**Passage for review:**
While the majority of algae found in lakes and ponds are not toxic, some algal blooms can contain cyanobacteria, which a Wednesday news release from Boulder and Boulder County said “can be harmful to dogs and humans at elevated levels.” Cyanobacteria growth can be a result of a number of things including warmer temperatures, stagnant waters and nutrient loading from fertilized lawns.

Swimming and wading in certain lakes such as Wonderland Lake in Boulder, where some algae already has been seen, has been prohibited, but the release urges residents to be aware of algal blooms in all stagnant bodies of water.

Philip Yates, a spokesperson for Boulder emphasized that residents should consider the warning beyond city limits as well, as last year there were reports up and down the Front Range.

“Blooms can appear rapidly in slow moving bodies such as ponds and lakes,” he said. “So, people need to be mindful. Not only in the city, but in other areas that they might recreate in.”

**Provided records:**
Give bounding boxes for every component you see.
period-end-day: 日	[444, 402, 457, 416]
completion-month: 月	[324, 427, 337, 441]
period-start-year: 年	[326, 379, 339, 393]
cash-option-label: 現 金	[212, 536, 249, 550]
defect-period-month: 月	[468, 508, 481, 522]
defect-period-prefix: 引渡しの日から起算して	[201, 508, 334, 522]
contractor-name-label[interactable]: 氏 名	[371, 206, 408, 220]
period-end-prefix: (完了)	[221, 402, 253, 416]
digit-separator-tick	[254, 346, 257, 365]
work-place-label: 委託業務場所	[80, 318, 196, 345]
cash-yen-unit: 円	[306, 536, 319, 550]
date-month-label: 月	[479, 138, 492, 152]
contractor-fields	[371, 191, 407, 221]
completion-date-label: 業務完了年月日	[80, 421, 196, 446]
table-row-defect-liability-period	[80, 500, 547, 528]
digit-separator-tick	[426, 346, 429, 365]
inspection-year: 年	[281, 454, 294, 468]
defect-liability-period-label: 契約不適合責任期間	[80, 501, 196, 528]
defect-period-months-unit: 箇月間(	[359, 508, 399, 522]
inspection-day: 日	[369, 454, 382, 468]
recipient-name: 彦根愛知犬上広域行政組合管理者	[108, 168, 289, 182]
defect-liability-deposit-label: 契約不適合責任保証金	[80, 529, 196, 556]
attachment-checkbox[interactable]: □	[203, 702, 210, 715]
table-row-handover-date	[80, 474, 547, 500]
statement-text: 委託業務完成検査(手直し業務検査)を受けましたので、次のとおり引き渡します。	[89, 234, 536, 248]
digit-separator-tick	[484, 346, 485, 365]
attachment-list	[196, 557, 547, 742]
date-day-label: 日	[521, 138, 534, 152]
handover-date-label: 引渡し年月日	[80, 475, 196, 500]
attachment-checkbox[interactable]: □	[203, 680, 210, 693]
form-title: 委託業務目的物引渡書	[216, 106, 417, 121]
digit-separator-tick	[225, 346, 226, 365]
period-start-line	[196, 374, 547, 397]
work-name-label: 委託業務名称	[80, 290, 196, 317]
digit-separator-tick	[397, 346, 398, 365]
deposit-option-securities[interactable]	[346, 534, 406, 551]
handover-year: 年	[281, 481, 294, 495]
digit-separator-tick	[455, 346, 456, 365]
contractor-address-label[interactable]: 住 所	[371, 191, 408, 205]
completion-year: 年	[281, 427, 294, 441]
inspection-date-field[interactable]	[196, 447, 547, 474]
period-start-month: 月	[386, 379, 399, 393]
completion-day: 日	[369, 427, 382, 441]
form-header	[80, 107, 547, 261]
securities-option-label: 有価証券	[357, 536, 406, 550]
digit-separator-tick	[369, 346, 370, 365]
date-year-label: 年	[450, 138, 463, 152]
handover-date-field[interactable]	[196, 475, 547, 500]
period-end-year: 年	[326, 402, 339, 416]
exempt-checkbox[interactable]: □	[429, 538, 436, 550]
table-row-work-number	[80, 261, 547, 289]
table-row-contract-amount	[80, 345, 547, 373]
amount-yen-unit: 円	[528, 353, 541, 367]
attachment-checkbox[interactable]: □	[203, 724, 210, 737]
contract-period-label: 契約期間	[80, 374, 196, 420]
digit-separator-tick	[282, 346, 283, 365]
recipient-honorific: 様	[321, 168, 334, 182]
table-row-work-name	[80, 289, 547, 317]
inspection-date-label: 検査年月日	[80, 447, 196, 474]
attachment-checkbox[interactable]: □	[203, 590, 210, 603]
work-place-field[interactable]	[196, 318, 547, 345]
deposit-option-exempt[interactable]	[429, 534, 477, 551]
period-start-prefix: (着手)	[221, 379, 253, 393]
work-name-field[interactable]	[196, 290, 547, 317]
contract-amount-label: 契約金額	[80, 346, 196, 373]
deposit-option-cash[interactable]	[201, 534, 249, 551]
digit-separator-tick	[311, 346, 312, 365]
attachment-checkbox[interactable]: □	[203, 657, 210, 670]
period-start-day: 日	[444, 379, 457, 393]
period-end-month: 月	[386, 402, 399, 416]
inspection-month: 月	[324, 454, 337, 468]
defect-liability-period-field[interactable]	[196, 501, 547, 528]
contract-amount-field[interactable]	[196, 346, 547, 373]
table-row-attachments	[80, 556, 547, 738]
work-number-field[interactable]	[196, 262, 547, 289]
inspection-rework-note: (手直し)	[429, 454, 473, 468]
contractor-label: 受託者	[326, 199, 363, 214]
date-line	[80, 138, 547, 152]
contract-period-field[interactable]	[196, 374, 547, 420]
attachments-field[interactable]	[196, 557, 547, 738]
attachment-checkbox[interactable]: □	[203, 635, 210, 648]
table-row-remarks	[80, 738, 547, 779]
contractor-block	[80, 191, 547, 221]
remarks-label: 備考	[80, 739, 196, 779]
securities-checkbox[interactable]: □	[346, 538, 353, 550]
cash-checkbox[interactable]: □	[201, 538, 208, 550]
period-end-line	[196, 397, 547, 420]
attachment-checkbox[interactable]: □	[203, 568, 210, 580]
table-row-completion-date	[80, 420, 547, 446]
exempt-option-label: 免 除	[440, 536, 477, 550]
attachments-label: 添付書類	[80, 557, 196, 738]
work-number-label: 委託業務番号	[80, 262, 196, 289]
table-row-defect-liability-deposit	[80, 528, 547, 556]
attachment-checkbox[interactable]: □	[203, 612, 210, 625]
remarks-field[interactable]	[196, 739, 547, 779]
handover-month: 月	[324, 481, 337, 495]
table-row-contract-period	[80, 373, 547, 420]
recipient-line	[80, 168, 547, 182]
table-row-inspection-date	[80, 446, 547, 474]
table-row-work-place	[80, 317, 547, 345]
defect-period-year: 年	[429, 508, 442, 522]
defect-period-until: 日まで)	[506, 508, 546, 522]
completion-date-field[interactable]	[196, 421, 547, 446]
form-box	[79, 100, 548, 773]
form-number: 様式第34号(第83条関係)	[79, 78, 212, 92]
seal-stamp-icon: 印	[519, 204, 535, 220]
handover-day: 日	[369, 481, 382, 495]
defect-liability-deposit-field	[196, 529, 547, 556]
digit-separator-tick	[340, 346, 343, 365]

**List of tasks:**
A. Answer these questions from the text on algal blooms:
(i) What three factors are named as possible causes of cyanobacteria growth?
(ii) Which lake in Boulder has algae already been seen in, leading to a ban on swimming and wading there?
(iii) What role does Philip Yates hold?
B. Reproduce everything from "Philip Yates, a" down to "the Front Range." in the text on algal blooms, renaming "spokesperson" as "representative".
C. Carry the text on algal blooms forward from its final sentence.

**Answers below:**
A.
(i) Warmer temperatures, stagnant waters, and nutrient loading from fertilized lawns.
(ii) Wonderland Lake.
(iii) He is a spokesperson for Boulder.

B.
Philip Yates, a representative for Boulder emphasized that residents should consider the warning beyond city limits as well, as last year there were reports up and down the Front Range.

C.
The release notes that neither the city nor county tests for cyanobacteria at lakes and ponds because the production of the toxins it can produce is highly variable. For example, harmful toxins can be detected at one point in time, and then not be detectable hours later.

The Colorado Department of Public Health and Environment described the cyanobacterial blooms, also called blue- green algae, as appearing similar to “thick pea soup or spilled bluish-green paint on the water’s surface and can also create a thick mat of foam along the shoreline.”

In contrast, algae that appear to be “long, stringy, bright green strands that appear either slimy or cottony, or are mustard yellow in color,” are generally not the harmful type of algae.

“People really do need to be mindful of making sure they keep their dogs and children out of water where they see algae,” Yates said.